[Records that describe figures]
○ ○ ○ ○ ○ ○ ○
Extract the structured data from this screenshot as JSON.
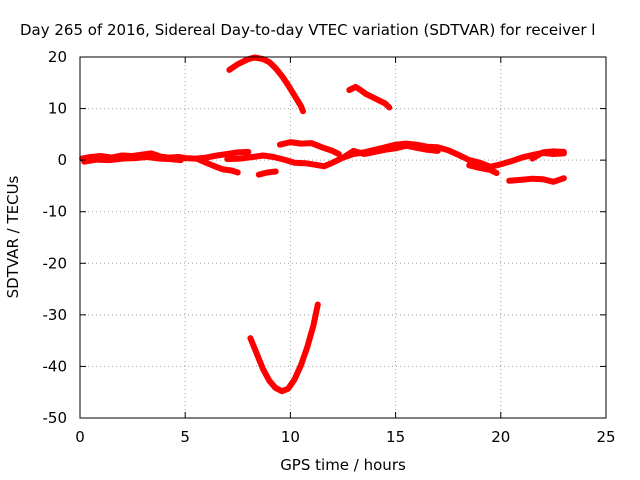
{
  "chart_data": {
    "type": "scatter",
    "title": "Day 265 of 2016, Sidereal Day-to-day VTEC variation (SDTVAR) for receiver l",
    "xlabel": "GPS time / hours",
    "ylabel": "SDTVAR / TECUs",
    "xlim": [
      0,
      25
    ],
    "ylim": [
      -50,
      20
    ],
    "xticks": [
      0,
      5,
      10,
      15,
      20,
      25
    ],
    "yticks": [
      -50,
      -40,
      -30,
      -20,
      -10,
      0,
      10,
      20
    ],
    "grid": true,
    "legend": "none",
    "color": "#ff0000",
    "series": [
      {
        "values": [
          [
            0.1,
            0.3
          ],
          [
            0.5,
            0.6
          ],
          [
            1,
            0.8
          ],
          [
            1.5,
            0.5
          ],
          [
            2,
            0.9
          ],
          [
            2.5,
            0.8
          ],
          [
            3,
            1.1
          ],
          [
            3.4,
            1.3
          ],
          [
            3.8,
            0.7
          ],
          [
            4.2,
            0.5
          ],
          [
            4.7,
            0.6
          ],
          [
            5,
            0.4
          ],
          [
            5.5,
            0.3
          ],
          [
            6,
            0.5
          ],
          [
            6.5,
            0.9
          ],
          [
            7,
            1.2
          ],
          [
            7.5,
            1.5
          ],
          [
            8,
            1.6
          ]
        ]
      },
      {
        "values": [
          [
            0.2,
            -0.3
          ],
          [
            0.8,
            0.1
          ],
          [
            1.4,
            0
          ],
          [
            2,
            0.3
          ],
          [
            2.6,
            0.4
          ],
          [
            3.2,
            0.6
          ],
          [
            3.8,
            0.3
          ],
          [
            4.3,
            0.2
          ],
          [
            4.8,
            0
          ]
        ]
      },
      {
        "values": [
          [
            5.6,
            0.2
          ],
          [
            6,
            -0.5
          ],
          [
            6.4,
            -1.2
          ],
          [
            6.8,
            -1.8
          ],
          [
            7.2,
            -2
          ],
          [
            7.5,
            -2.4
          ]
        ]
      },
      {
        "values": [
          [
            8.5,
            -2.8
          ],
          [
            8.9,
            -2.4
          ],
          [
            9.3,
            -2.2
          ]
        ]
      },
      {
        "values": [
          [
            7,
            0.2
          ],
          [
            7.6,
            0.3
          ],
          [
            8.2,
            0.6
          ],
          [
            8.7,
            0.9
          ],
          [
            9.2,
            0.6
          ],
          [
            9.7,
            0.1
          ],
          [
            10.2,
            -0.5
          ],
          [
            10.7,
            -0.6
          ],
          [
            11.2,
            -0.9
          ],
          [
            11.6,
            -1.2
          ],
          [
            12,
            -0.5
          ],
          [
            12.5,
            0.5
          ],
          [
            13,
            1.2
          ],
          [
            13.5,
            1.5
          ],
          [
            14,
            2
          ],
          [
            14.5,
            2.5
          ],
          [
            15,
            3
          ],
          [
            15.5,
            3.2
          ],
          [
            16,
            3
          ],
          [
            16.5,
            2.6
          ],
          [
            17,
            2.5
          ],
          [
            17.5,
            1.9
          ],
          [
            18,
            1
          ],
          [
            18.5,
            0
          ],
          [
            19,
            -0.5
          ],
          [
            19.5,
            -1.3
          ],
          [
            20,
            -0.8
          ],
          [
            20.5,
            -0.2
          ],
          [
            21,
            0.5
          ],
          [
            21.5,
            1
          ],
          [
            22,
            1.4
          ],
          [
            22.5,
            1.2
          ],
          [
            23,
            1.3
          ]
        ]
      },
      {
        "values": [
          [
            9.5,
            3
          ],
          [
            10,
            3.5
          ],
          [
            10.5,
            3.2
          ],
          [
            11,
            3.3
          ],
          [
            11.5,
            2.5
          ],
          [
            12,
            1.8
          ],
          [
            12.3,
            1.2
          ]
        ]
      },
      {
        "values": [
          [
            12.5,
            0.5
          ],
          [
            13,
            1.8
          ],
          [
            13.5,
            1.2
          ],
          [
            14,
            1.6
          ],
          [
            14.5,
            2
          ],
          [
            15,
            2.3
          ],
          [
            15.5,
            2.8
          ],
          [
            16,
            2.4
          ],
          [
            16.5,
            2
          ],
          [
            17,
            1.8
          ]
        ]
      },
      {
        "values": [
          [
            18.5,
            -1
          ],
          [
            19,
            -1.5
          ],
          [
            19.5,
            -1.9
          ],
          [
            19.8,
            -2.5
          ]
        ]
      },
      {
        "values": [
          [
            20.4,
            -4
          ],
          [
            21,
            -3.8
          ],
          [
            21.5,
            -3.6
          ],
          [
            22,
            -3.7
          ],
          [
            22.5,
            -4.2
          ],
          [
            23,
            -3.5
          ]
        ]
      },
      {
        "values": [
          [
            21.5,
            0.3
          ],
          [
            22,
            1.5
          ],
          [
            22.5,
            1.7
          ],
          [
            23,
            1.6
          ]
        ]
      },
      {
        "values": [
          [
            7.1,
            17.5
          ],
          [
            7.5,
            18.6
          ],
          [
            8,
            19.6
          ],
          [
            8.3,
            19.9
          ],
          [
            8.7,
            19.6
          ],
          [
            9,
            19
          ],
          [
            9.3,
            17.8
          ],
          [
            9.6,
            16.3
          ],
          [
            9.9,
            14.5
          ],
          [
            10.2,
            12.5
          ],
          [
            10.5,
            10.5
          ],
          [
            10.6,
            9.5
          ]
        ]
      },
      {
        "values": [
          [
            12.8,
            13.6
          ],
          [
            13.1,
            14.2
          ],
          [
            13.3,
            13.7
          ],
          [
            13.6,
            12.8
          ],
          [
            13.9,
            12.2
          ],
          [
            14.2,
            11.6
          ],
          [
            14.5,
            11
          ],
          [
            14.7,
            10.2
          ]
        ]
      },
      {
        "values": [
          [
            8.1,
            -34.5
          ],
          [
            8.4,
            -37.5
          ],
          [
            8.7,
            -40.5
          ],
          [
            9,
            -42.8
          ],
          [
            9.3,
            -44.2
          ],
          [
            9.6,
            -44.8
          ],
          [
            9.9,
            -44.3
          ],
          [
            10.2,
            -42.5
          ],
          [
            10.5,
            -39.8
          ],
          [
            10.8,
            -36.3
          ],
          [
            11.1,
            -32
          ],
          [
            11.3,
            -28
          ]
        ]
      }
    ]
  }
}
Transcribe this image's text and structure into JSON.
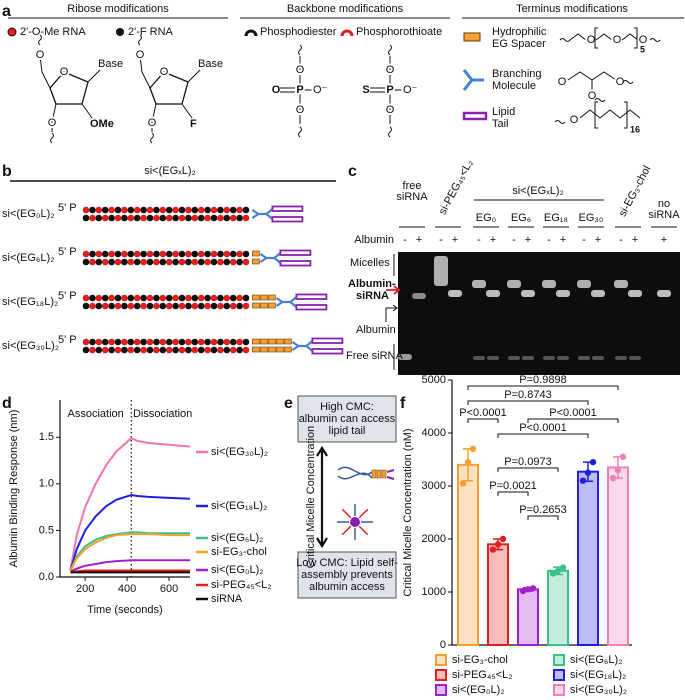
{
  "panel_a": {
    "letter": "a",
    "ribose": {
      "title": "Ribose modifications",
      "legend": [
        "2'-O-Me RNA",
        "2'-F RNA"
      ],
      "base": "Base",
      "ring_oxygen": "O",
      "substituents": [
        "OMe",
        "F"
      ]
    },
    "backbone": {
      "title": "Backbone modifications",
      "legend": [
        "Phosphodiester",
        "Phosphorothioate"
      ],
      "double_bonded": [
        "O",
        "S"
      ],
      "phosphorus": "P",
      "anion": "O⁻",
      "oxygen": "O"
    },
    "terminus": {
      "title": "Terminus modifications",
      "items": [
        [
          "Hydrophilic",
          "EG Spacer"
        ],
        [
          "Branching",
          "Molecule"
        ],
        [
          "Lipid",
          "Tail"
        ]
      ],
      "oxygen": "O",
      "repeats": [
        "5",
        "16"
      ]
    }
  },
  "panel_b": {
    "letter": "b",
    "title": "si<(EGₓL)₂",
    "rows": [
      "si<(EG₀L)₂",
      "si<(EG₆L)₂",
      "si<(EG₁₈L)₂",
      "si<(EG₃₀L)₂"
    ],
    "end": "5' P"
  },
  "panel_c": {
    "letter": "c",
    "lanes": [
      [
        "free",
        "siRNA"
      ],
      [
        "si-PEG₄₅<L₂"
      ],
      [
        "EG₀"
      ],
      [
        "EG₆"
      ],
      [
        "EG₁₈"
      ],
      [
        "EG₃₀"
      ],
      [
        "si-EG₃-chol"
      ],
      [
        "no",
        "siRNA"
      ]
    ],
    "group": "si<(EGₓL)₂",
    "row_label": "Albumin",
    "signs": [
      "-",
      "+",
      "-",
      "+",
      "-",
      "+",
      "-",
      "+",
      "-",
      "+",
      "-",
      "+",
      "-",
      "+",
      "+"
    ],
    "bands": {
      "micelles": "Micelles",
      "complex": [
        "Albumin-",
        "siRNA"
      ],
      "albumin": "Albumin",
      "free": "Free siRNA"
    }
  },
  "panel_e": {
    "letter": "e",
    "high": [
      "High CMC:",
      "albumin can access",
      "lipid tail"
    ],
    "axis": "Critical Micelle Concentration",
    "low": [
      "Low CMC: Lipid self-",
      "assembly prevents",
      "albumin access"
    ]
  },
  "chart_data": [
    {
      "type": "line",
      "panel_label": "d",
      "x_label": "Time (seconds)",
      "y_label": "Albumin Binding Response (nm)",
      "annotations": [
        "Association",
        "Dissociation"
      ],
      "phase_boundary": 420,
      "x": [
        130,
        160,
        200,
        250,
        300,
        350,
        420,
        450,
        500,
        600,
        700
      ],
      "series": [
        {
          "name": "si<(EG₃₀L)₂",
          "color": "#f075b0",
          "values": [
            0.08,
            0.45,
            0.75,
            1.0,
            1.2,
            1.35,
            1.49,
            1.46,
            1.44,
            1.42,
            1.4
          ]
        },
        {
          "name": "si<(EG₁₈L)₂",
          "color": "#2020e0",
          "values": [
            0.07,
            0.3,
            0.5,
            0.65,
            0.76,
            0.83,
            0.88,
            0.87,
            0.86,
            0.85,
            0.84
          ]
        },
        {
          "name": "si<(EG₆L)₂",
          "color": "#3cc08a",
          "values": [
            0.07,
            0.22,
            0.33,
            0.4,
            0.44,
            0.46,
            0.48,
            0.48,
            0.47,
            0.47,
            0.47
          ]
        },
        {
          "name": "si-EG₃-chol",
          "color": "#f5a030",
          "values": [
            0.07,
            0.2,
            0.3,
            0.37,
            0.42,
            0.45,
            0.46,
            0.46,
            0.46,
            0.45,
            0.45
          ]
        },
        {
          "name": "si<(EG₀L)₂",
          "color": "#a020d0",
          "values": [
            0.06,
            0.09,
            0.12,
            0.14,
            0.16,
            0.17,
            0.18,
            0.18,
            0.18,
            0.18,
            0.18
          ]
        },
        {
          "name": "si-PEG₄₅<L₂",
          "color": "#e02020",
          "values": [
            0.06,
            0.06,
            0.07,
            0.07,
            0.07,
            0.07,
            0.07,
            0.07,
            0.07,
            0.07,
            0.07
          ]
        },
        {
          "name": "siRNA",
          "color": "#111111",
          "values": [
            0.05,
            0.05,
            0.05,
            0.05,
            0.05,
            0.05,
            0.05,
            0.05,
            0.05,
            0.05,
            0.05
          ]
        }
      ],
      "xlim": [
        80,
        700
      ],
      "xticks": [
        200,
        400,
        600
      ],
      "ylim": [
        0,
        1.9
      ],
      "yticks": [
        {
          "value": 0,
          "label": "0.0"
        },
        0.5,
        {
          "value": 1,
          "label": "1.0"
        },
        1.5
      ]
    },
    {
      "type": "bar",
      "panel_label": "f",
      "y_label": "Critical Micelle Concentration (nM)",
      "categories": [
        "si-EG₃-chol",
        "si-PEG₄₅<L₂",
        "si<(EG₀L)₂",
        "si<(EG₆L)₂",
        "si<(EG₁₈L)₂",
        "si<(EG₃₀L)₂"
      ],
      "colors": [
        "#f5a030",
        "#e02020",
        "#a020d0",
        "#3cc08a",
        "#2020e0",
        "#f080b8"
      ],
      "values": [
        3400,
        1900,
        1050,
        1400,
        3270,
        3350
      ],
      "errors": [
        300,
        100,
        30,
        70,
        180,
        200
      ],
      "points": [
        [
          3050,
          3450,
          3700
        ],
        [
          1800,
          1900,
          2000
        ],
        [
          1020,
          1050,
          1070
        ],
        [
          1350,
          1400,
          1460
        ],
        [
          3100,
          3250,
          3450
        ],
        [
          3150,
          3300,
          3550
        ]
      ],
      "comparisons": [
        "P=0.9898",
        "P=0.8743",
        "P<0.0001",
        "P<0.0001",
        "P<0.0001",
        "P=0.0973",
        "P=0.0021",
        "P=0.2653"
      ],
      "ylim": [
        0,
        5000
      ],
      "yticks": [
        0,
        1000,
        2000,
        3000,
        4000,
        5000
      ]
    }
  ]
}
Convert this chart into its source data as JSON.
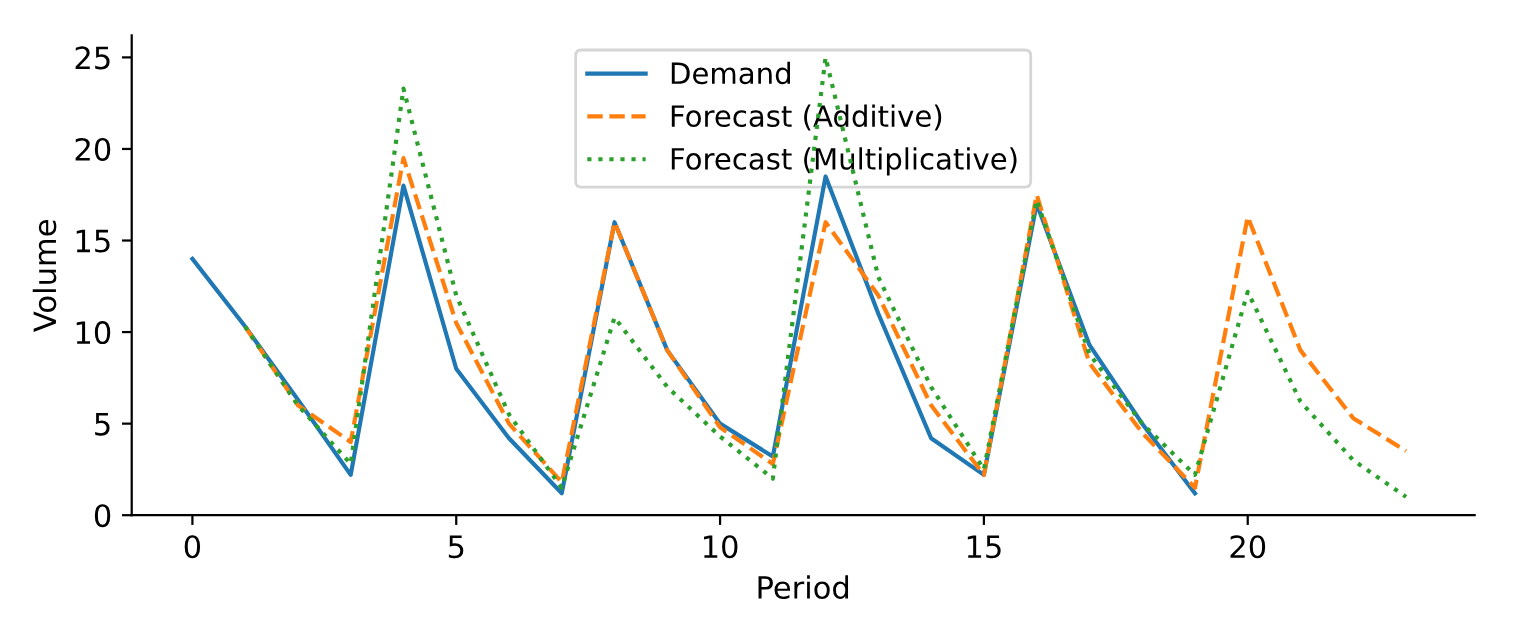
{
  "chart_data": {
    "type": "line",
    "xlabel": "Period",
    "ylabel": "Volume",
    "xlim": [
      -1.15,
      24.3
    ],
    "ylim": [
      0,
      26.2
    ],
    "xticks": [
      0,
      5,
      10,
      15,
      20
    ],
    "yticks": [
      0,
      5,
      10,
      15,
      20,
      25
    ],
    "grid": false,
    "legend": "top",
    "marker": "none",
    "series": [
      {
        "name": "Demand",
        "color": "#1f77b4",
        "line_style": "solid",
        "x": [
          0,
          1,
          2,
          3,
          4,
          5,
          6,
          7,
          8,
          9,
          10,
          11,
          12,
          13,
          14,
          15,
          16,
          17,
          18,
          19
        ],
        "values": [
          14,
          10.3,
          6.3,
          2.2,
          18,
          8,
          4.2,
          1.2,
          16,
          9,
          5,
          3.2,
          18.5,
          11,
          4.2,
          2.2,
          17,
          9.3,
          5,
          1.2
        ]
      },
      {
        "name": "Forecast (Additive)",
        "color": "#ff7f0e",
        "line_style": "dashed",
        "x": [
          1,
          2,
          3,
          4,
          5,
          6,
          7,
          8,
          9,
          10,
          11,
          12,
          13,
          14,
          15,
          16,
          17,
          18,
          19,
          20,
          21,
          22,
          23
        ],
        "values": [
          10.3,
          6,
          4,
          19.5,
          10.5,
          5,
          1.8,
          16,
          9,
          4.8,
          2.8,
          16,
          12,
          6,
          2.2,
          17.5,
          8.3,
          4.5,
          1.5,
          16.3,
          9,
          5.3,
          3.5
        ]
      },
      {
        "name": "Forecast (Multiplicative)",
        "color": "#2ca02c",
        "line_style": "dotted",
        "x": [
          1,
          2,
          3,
          4,
          5,
          6,
          7,
          8,
          9,
          10,
          11,
          12,
          13,
          14,
          15,
          16,
          17,
          18,
          19,
          20,
          21,
          22,
          23
        ],
        "values": [
          10.3,
          6,
          2.8,
          23.3,
          12,
          5.5,
          1.5,
          10.8,
          7,
          4.3,
          2,
          25,
          13,
          7,
          2.5,
          17.2,
          8.8,
          5,
          2.2,
          12.2,
          6.2,
          3,
          1
        ]
      }
    ]
  }
}
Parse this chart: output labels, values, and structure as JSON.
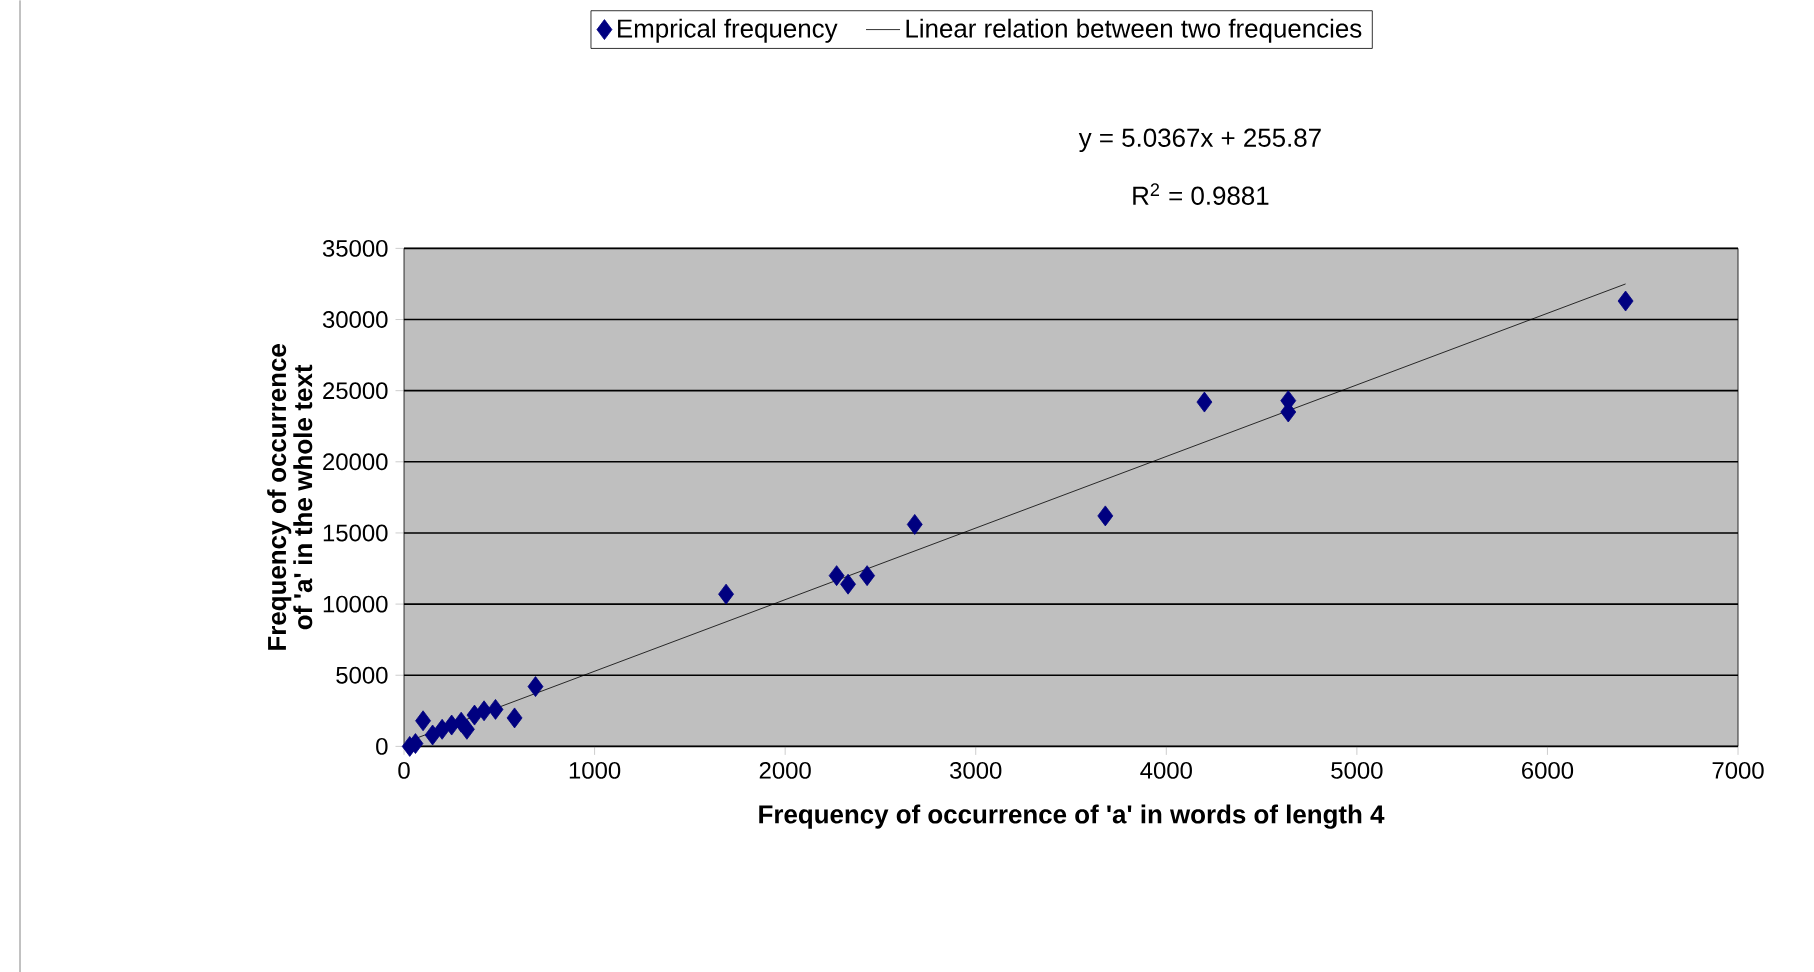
○ ○ ○ ○ ○ ○ ○
■ YOUR GOAL: Select the lines from the entries that include the word "title".

■ EXERCISE SOLUTION:
    "title": "Day 265 of 2016, Sidereal Day-to-day VTEC variation (SDTVAR) for receiver l",
      "title": "Ribose modifications",
      "title": "Backbone modifications",
      "title": "Terminus modifications",
    "title": "si<(EGₓL)₂",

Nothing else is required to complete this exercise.